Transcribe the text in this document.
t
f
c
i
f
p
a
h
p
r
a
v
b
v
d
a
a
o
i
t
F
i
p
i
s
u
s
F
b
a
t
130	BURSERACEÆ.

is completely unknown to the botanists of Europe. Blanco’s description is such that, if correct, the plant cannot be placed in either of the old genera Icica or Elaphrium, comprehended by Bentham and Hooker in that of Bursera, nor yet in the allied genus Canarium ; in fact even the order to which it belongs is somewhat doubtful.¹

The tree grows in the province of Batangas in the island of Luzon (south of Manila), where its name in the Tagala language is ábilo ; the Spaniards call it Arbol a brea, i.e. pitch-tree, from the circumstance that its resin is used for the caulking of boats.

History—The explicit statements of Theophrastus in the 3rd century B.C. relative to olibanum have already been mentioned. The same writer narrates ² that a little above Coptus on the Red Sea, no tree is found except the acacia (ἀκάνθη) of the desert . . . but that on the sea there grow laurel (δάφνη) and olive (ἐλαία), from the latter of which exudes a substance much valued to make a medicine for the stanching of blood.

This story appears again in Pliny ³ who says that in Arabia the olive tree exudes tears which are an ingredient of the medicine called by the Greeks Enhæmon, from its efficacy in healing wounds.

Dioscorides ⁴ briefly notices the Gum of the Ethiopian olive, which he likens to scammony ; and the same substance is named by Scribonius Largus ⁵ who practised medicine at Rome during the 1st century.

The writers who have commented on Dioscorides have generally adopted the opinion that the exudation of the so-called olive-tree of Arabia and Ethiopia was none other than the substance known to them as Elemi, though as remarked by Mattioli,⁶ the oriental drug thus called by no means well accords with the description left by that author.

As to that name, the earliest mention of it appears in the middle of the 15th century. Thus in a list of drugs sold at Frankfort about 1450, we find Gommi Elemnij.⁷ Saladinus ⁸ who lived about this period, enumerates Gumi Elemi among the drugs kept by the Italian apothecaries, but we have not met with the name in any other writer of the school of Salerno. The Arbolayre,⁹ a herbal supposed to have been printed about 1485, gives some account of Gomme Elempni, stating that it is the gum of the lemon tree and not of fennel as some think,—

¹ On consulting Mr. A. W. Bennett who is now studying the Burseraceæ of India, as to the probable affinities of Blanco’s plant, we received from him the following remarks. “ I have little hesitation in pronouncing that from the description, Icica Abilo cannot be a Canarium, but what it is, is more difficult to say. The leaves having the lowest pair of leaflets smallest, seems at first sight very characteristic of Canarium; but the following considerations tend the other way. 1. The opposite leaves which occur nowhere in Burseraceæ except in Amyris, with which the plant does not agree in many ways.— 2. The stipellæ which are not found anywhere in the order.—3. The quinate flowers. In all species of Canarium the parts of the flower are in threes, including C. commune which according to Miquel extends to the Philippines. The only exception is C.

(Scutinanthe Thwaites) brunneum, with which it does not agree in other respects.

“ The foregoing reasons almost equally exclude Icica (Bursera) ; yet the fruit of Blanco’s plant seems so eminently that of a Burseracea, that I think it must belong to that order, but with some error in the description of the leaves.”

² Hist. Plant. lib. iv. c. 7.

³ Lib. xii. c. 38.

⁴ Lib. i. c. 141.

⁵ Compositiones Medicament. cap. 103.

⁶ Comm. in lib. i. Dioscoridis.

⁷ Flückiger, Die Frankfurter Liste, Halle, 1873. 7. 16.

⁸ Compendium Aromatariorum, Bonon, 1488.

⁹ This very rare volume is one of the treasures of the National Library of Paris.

________

_DIRECTIVE_: Reproduce every record, matching each line exactly.

_EXERCISE RESULT_:
Transcribe the text in this document.
t
f
c
i
f
p
a
h
p
r
a
v
b
v
d
a
a
o
i
t
F
i
p
i
s
u
s
F
b
a
t
130	BURSERACEÆ.

is completely unknown to the botanists of Europe. Blanco’s description is such that, if correct, the plant cannot be placed in either of the old genera Icica or Elaphrium, comprehended by Bentham and Hooker in that of Bursera, nor yet in the allied genus Canarium ; in fact even the order to which it belongs is somewhat doubtful.¹

The tree grows in the province of Batangas in the island of Luzon (south of Manila), where its name in the Tagala language is ábilo ; the Spaniards call it Arbol a brea, i.e. pitch-tree, from the circumstance that its resin is used for the caulking of boats.

History—The explicit statements of Theophrastus in the 3rd century B.C. relative to olibanum have already been mentioned. The same writer narrates ² that a little above Coptus on the Red Sea, no tree is found except the acacia (ἀκάνθη) of the desert . . . but that on the sea there grow laurel (δάφνη) and olive (ἐλαία), from the latter of which exudes a substance much valued to make a medicine for the stanching of blood.

This story appears again in Pliny ³ who says that in Arabia the olive tree exudes tears which are an ingredient of the medicine called by the Greeks Enhæmon, from its efficacy in healing wounds.

Dioscorides ⁴ briefly notices the Gum of the Ethiopian olive, which he likens to scammony ; and the same substance is named by Scribonius Largus ⁵ who practised medicine at Rome during the 1st century.

The writers who have commented on Dioscorides have generally adopted the opinion that the exudation of the so-called olive-tree of Arabia and Ethiopia was none other than the substance known to them as Elemi, though as remarked by Mattioli,⁶ the oriental drug thus called by no means well accords with the description left by that author.

As to that name, the earliest mention of it appears in the middle of the 15th century. Thus in a list of drugs sold at Frankfort about 1450, we find Gommi Elemnij.⁷ Saladinus ⁸ who lived about this period, enumerates Gumi Elemi among the drugs kept by the Italian apothecaries, but we have not met with the name in any other writer of the school of Salerno. The Arbolayre,⁹ a herbal supposed to have been printed about 1485, gives some account of Gomme Elempni, stating that it is the gum of the lemon tree and not of fennel as some think,—

¹ On consulting Mr. A. W. Bennett who is now studying the Burseraceæ of India, as to the probable affinities of Blanco’s plant, we received from him the following remarks. “ I have little hesitation in pronouncing that from the description, Icica Abilo cannot be a Canarium, but what it is, is more difficult to say. The leaves having the lowest pair of leaflets smallest, seems at first sight very characteristic of Canarium; but the following considerations tend the other way. 1. The opposite leaves which occur nowhere in Burseraceæ except in Amyris, with which the plant does not agree in many ways.— 2. The stipellæ which are not found anywhere in the order.—3. The quinate flowers. In all species of Canarium the parts of the flower are in threes, including C. commune which according to Miquel extends to the Philippines. The only exception is C.

(Scutinanthe Thwaites) brunneum, with which it does not agree in other respects.

“ The foregoing reasons almost equally exclude Icica (Bursera) ; yet the fruit of Blanco’s plant seems so eminently that of a Burseracea, that I think it must belong to that order, but with some error in the description of the leaves.”

² Hist. Plant. lib. iv. c. 7.

³ Lib. xii. c. 38.

⁴ Lib. i. c. 141.

⁵ Compositiones Medicament. cap. 103.

⁶ Comm. in lib. i. Dioscoridis.

⁷ Flückiger, Die Frankfurter Liste, Halle, 1873. 7. 16.

⁸ Compendium Aromatariorum, Bonon, 1488.

⁹ This very rare volume is one of the treasures of the National Library of Paris.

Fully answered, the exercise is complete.